▶ [Written task]:
Each record is to be transcribed exactly.

(Collection entries)
=====

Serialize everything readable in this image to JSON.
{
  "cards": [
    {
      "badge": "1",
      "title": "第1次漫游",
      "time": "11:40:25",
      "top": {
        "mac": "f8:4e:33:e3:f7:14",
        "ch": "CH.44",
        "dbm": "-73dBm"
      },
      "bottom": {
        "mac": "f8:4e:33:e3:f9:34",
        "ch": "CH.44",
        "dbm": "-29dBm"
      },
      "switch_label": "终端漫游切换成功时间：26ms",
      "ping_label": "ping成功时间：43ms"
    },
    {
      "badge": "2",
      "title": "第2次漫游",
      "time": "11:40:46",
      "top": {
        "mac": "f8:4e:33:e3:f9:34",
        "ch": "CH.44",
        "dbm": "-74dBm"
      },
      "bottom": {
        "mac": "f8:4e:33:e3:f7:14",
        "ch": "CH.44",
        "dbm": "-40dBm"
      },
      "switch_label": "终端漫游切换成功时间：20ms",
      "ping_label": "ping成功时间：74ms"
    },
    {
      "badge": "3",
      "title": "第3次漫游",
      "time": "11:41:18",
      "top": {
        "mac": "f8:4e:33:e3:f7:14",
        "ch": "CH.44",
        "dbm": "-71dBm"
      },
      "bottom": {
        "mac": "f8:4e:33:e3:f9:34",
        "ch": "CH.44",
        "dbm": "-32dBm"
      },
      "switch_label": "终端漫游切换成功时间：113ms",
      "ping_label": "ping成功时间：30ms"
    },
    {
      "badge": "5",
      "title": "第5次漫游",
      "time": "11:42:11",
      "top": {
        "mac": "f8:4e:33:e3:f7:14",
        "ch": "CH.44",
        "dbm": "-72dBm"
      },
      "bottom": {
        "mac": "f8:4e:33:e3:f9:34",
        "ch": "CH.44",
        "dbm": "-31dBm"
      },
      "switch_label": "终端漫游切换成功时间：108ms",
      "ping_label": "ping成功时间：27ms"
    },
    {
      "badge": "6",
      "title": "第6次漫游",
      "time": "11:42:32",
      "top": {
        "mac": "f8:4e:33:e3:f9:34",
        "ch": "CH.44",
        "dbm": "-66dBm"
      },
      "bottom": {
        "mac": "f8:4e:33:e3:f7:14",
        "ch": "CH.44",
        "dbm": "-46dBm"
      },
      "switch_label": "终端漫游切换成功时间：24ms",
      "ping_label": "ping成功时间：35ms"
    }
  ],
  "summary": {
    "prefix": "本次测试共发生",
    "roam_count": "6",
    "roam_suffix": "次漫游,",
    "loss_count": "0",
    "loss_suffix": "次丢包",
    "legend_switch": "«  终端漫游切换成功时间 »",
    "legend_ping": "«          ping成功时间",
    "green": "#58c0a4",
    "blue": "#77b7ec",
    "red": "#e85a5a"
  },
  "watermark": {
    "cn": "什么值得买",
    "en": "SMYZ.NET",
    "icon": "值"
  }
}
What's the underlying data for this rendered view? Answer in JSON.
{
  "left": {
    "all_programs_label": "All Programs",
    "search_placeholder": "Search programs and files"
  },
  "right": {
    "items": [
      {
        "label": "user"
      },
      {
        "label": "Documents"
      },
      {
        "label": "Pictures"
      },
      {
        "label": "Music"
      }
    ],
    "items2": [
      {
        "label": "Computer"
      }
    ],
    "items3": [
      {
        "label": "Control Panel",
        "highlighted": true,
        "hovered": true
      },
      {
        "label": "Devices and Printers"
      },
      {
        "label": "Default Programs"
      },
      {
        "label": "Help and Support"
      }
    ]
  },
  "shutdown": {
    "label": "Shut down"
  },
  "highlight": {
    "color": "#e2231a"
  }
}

=====

▶ [Task result]:
Serialize everything readable in this image to JSON.
{
  "cards": [
    {
      "badge": "1",
      "title": "第1次漫游",
      "time": "11:40:25",
      "top": {
        "mac": "f8:4e:33:e3:f7:14",
        "ch": "CH.44",
        "dbm": "-73dBm"
      },
      "bottom": {
        "mac": "f8:4e:33:e3:f9:34",
        "ch": "CH.44",
        "dbm": "-29dBm"
      },
      "switch_label": "终端漫游切换成功时间：26ms",
      "ping_label": "ping成功时间：43ms"
    },
    {
      "badge": "2",
      "title": "第2次漫游",
      "time": "11:40:46",
      "top": {
        "mac": "f8:4e:33:e3:f9:34",
        "ch": "CH.44",
        "dbm": "-74dBm"
      },
      "bottom": {
        "mac": "f8:4e:33:e3:f7:14",
        "ch": "CH.44",
        "dbm": "-40dBm"
      },
      "switch_label": "终端漫游切换成功时间：20ms",
      "ping_label": "ping成功时间：74ms"
    },
    {
      "badge": "3",
      "title": "第3次漫游",
      "time": "11:41:18",
      "top": {
        "mac": "f8:4e:33:e3:f7:14",
        "ch": "CH.44",
        "dbm": "-71dBm"
      },
      "bottom": {
        "mac": "f8:4e:33:e3:f9:34",
        "ch": "CH.44",
        "dbm": "-32dBm"
      },
      "switch_label": "终端漫游切换成功时间：113ms",
      "ping_label": "ping成功时间：30ms"
    },
    {
      "badge": "5",
      "title": "第5次漫游",
      "time": "11:42:11",
      "top": {
        "mac": "f8:4e:33:e3:f7:14",
        "ch": "CH.44",
        "dbm": "-72dBm"
      },
      "bottom": {
        "mac": "f8:4e:33:e3:f9:34",
        "ch": "CH.44",
        "dbm": "-31dBm"
      },
      "switch_label": "终端漫游切换成功时间：108ms",
      "ping_label": "ping成功时间：27ms"
    },
    {
      "badge": "6",
      "title": "第6次漫游",
      "time": "11:42:32",
      "top": {
        "mac": "f8:4e:33:e3:f9:34",
        "ch": "CH.44",
        "dbm": "-66dBm"
      },
      "bottom": {
        "mac": "f8:4e:33:e3:f7:14",
        "ch": "CH.44",
        "dbm": "-46dBm"
      },
      "switch_label": "终端漫游切换成功时间：24ms",
      "ping_label": "ping成功时间：35ms"
    }
  ],
  "summary": {
    "prefix": "本次测试共发生",
    "roam_count": "6",
    "roam_suffix": "次漫游,",
    "loss_count": "0",
    "loss_suffix": "次丢包",
    "legend_switch": "«  终端漫游切换成功时间 »",
    "legend_ping": "«          ping成功时间",
    "green": "#58c0a4",
    "blue": "#77b7ec",
    "red": "#e85a5a"
  },
  "watermark": {
    "cn": "什么值得买",
    "en": "SMYZ.NET",
    "icon": "值"
  }
}
What's the underlying data for this rendered view? Answer in JSON.
{
  "left": {
    "all_programs_label": "All Programs",
    "search_placeholder": "Search programs and files"
  },
  "right": {
    "items": [
      {
        "label": "user"
      },
      {
        "label": "Documents"
      },
      {
        "label": "Pictures"
      },
      {
        "label": "Music"
      }
    ],
    "items2": [
      {
        "label": "Computer"
      }
    ],
    "items3": [
      {
        "label": "Control Panel",
        "highlighted": true,
        "hovered": true
      },
      {
        "label": "Devices and Printers"
      },
      {
        "label": "Default Programs"
      },
      {
        "label": "Help and Support"
      }
    ]
  },
  "shutdown": {
    "label": "Shut down"
  },
  "highlight": {
    "color": "#e2231a"
  }
}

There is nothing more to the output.